DATA LINES:
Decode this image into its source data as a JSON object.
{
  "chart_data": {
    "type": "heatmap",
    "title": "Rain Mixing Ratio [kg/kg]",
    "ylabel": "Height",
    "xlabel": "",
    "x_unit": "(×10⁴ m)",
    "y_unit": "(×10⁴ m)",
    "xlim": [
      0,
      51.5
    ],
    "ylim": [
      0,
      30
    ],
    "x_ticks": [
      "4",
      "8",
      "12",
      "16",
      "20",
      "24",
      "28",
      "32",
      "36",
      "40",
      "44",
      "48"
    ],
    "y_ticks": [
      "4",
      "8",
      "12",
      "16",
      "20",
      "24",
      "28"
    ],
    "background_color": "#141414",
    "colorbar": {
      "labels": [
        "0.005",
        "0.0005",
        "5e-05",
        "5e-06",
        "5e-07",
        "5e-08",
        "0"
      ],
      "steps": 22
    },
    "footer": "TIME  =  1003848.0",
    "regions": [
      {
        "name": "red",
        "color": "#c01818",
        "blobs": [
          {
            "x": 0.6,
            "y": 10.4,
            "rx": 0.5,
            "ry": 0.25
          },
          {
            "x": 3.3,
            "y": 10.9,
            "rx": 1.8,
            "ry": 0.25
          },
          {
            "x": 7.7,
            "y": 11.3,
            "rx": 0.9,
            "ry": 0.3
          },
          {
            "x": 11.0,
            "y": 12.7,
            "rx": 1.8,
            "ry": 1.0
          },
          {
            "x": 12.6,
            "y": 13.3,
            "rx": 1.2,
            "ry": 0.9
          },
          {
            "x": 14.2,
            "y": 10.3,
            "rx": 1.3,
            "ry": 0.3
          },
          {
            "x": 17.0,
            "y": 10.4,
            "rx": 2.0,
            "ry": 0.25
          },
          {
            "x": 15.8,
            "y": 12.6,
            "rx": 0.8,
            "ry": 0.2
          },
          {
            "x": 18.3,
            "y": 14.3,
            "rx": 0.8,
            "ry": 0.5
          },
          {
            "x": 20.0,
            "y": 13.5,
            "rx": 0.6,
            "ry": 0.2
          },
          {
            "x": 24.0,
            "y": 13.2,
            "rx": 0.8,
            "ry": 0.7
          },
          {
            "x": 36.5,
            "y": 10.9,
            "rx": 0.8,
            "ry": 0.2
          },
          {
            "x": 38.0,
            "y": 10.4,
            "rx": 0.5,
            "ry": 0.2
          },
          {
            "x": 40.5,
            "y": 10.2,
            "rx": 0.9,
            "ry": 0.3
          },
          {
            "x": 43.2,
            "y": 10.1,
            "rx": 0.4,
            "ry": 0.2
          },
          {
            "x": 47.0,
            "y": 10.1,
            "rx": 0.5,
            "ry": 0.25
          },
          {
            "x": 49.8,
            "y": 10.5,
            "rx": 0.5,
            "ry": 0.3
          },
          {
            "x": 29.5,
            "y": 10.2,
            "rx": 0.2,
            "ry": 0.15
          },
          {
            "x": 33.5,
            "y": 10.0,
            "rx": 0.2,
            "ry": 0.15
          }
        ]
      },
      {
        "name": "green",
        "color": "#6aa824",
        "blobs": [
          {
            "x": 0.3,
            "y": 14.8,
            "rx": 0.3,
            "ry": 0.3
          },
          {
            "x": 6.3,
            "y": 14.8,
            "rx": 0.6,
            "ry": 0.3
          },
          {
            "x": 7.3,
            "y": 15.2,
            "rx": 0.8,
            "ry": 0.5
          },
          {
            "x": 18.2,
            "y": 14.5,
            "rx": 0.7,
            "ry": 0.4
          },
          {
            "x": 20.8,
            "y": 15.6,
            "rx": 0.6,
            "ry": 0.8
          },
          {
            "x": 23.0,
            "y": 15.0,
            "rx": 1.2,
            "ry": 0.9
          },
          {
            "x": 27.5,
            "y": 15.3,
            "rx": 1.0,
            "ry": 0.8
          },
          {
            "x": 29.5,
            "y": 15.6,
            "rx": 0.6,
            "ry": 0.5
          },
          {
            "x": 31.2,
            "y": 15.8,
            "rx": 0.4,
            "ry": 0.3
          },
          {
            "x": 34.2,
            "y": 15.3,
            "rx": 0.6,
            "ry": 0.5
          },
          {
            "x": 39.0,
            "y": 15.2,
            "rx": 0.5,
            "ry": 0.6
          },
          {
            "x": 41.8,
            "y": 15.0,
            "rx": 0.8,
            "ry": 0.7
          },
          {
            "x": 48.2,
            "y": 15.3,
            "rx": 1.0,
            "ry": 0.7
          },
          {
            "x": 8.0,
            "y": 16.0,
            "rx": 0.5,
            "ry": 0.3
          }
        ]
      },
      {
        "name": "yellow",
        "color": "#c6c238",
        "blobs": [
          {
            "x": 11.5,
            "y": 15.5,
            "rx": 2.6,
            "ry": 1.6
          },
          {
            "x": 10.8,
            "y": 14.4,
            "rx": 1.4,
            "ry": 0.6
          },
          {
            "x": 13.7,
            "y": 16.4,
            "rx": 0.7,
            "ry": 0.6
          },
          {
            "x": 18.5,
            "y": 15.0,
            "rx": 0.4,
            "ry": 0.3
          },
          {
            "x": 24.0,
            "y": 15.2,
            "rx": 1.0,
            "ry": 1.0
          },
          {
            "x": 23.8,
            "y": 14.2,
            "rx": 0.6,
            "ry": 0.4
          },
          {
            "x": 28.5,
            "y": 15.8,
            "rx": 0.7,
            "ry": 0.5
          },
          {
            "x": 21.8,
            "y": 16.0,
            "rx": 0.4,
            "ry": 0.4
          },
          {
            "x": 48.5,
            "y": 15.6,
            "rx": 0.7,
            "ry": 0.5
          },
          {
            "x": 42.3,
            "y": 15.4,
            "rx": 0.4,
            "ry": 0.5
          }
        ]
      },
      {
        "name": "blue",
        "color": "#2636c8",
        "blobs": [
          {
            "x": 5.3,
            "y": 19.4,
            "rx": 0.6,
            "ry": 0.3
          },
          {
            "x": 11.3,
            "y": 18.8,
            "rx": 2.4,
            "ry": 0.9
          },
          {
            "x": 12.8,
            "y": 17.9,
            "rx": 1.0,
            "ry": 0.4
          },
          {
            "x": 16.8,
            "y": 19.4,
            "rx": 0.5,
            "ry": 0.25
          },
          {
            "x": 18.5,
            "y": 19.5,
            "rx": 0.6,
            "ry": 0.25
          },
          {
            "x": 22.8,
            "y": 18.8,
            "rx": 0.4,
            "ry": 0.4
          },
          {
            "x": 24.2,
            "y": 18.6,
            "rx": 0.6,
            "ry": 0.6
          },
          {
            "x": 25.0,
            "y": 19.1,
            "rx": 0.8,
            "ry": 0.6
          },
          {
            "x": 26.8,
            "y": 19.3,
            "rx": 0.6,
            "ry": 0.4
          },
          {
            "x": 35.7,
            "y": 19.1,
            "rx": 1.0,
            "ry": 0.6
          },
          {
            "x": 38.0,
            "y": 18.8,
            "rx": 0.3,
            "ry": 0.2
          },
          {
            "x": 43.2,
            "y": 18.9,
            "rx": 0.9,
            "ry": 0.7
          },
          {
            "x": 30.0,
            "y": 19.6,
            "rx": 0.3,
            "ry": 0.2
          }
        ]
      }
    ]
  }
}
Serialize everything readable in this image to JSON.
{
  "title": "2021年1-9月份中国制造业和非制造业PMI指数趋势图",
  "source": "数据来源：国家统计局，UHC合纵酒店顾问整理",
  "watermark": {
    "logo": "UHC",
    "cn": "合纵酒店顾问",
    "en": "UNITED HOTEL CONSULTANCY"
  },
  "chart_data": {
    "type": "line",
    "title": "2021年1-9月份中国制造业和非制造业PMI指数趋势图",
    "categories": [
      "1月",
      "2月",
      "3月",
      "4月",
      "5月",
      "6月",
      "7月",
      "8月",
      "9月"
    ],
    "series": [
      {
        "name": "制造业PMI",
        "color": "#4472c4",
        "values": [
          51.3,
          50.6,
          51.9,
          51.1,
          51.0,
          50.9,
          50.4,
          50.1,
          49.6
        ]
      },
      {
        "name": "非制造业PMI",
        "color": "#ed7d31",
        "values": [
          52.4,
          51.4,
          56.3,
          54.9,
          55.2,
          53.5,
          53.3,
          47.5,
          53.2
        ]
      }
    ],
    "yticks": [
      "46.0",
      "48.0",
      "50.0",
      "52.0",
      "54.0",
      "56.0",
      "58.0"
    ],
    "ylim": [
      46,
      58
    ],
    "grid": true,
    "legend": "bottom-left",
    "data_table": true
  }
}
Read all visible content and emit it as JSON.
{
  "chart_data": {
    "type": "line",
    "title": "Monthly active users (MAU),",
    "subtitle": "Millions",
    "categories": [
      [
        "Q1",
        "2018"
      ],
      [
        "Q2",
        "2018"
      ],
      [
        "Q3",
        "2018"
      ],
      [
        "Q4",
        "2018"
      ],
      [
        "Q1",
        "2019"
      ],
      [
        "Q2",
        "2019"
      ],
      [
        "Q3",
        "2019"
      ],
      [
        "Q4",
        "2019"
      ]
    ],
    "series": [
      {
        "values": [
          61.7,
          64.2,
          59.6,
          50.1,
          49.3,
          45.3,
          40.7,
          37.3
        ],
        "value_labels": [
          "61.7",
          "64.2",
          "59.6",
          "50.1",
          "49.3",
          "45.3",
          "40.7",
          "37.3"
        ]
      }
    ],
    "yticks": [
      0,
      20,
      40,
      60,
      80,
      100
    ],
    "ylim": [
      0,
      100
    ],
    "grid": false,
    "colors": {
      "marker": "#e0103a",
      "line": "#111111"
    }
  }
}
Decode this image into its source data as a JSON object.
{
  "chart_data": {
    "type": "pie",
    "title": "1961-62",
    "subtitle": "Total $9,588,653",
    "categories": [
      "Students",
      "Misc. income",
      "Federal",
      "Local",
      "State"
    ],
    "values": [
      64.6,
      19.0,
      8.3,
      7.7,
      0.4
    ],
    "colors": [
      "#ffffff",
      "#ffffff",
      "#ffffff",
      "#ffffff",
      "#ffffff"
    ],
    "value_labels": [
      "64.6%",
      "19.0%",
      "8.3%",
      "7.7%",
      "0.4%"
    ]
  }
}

PROBLEM STATEMENT: How many of the lines above contain the string "subtitle"? Give the number only.

REPLY: 2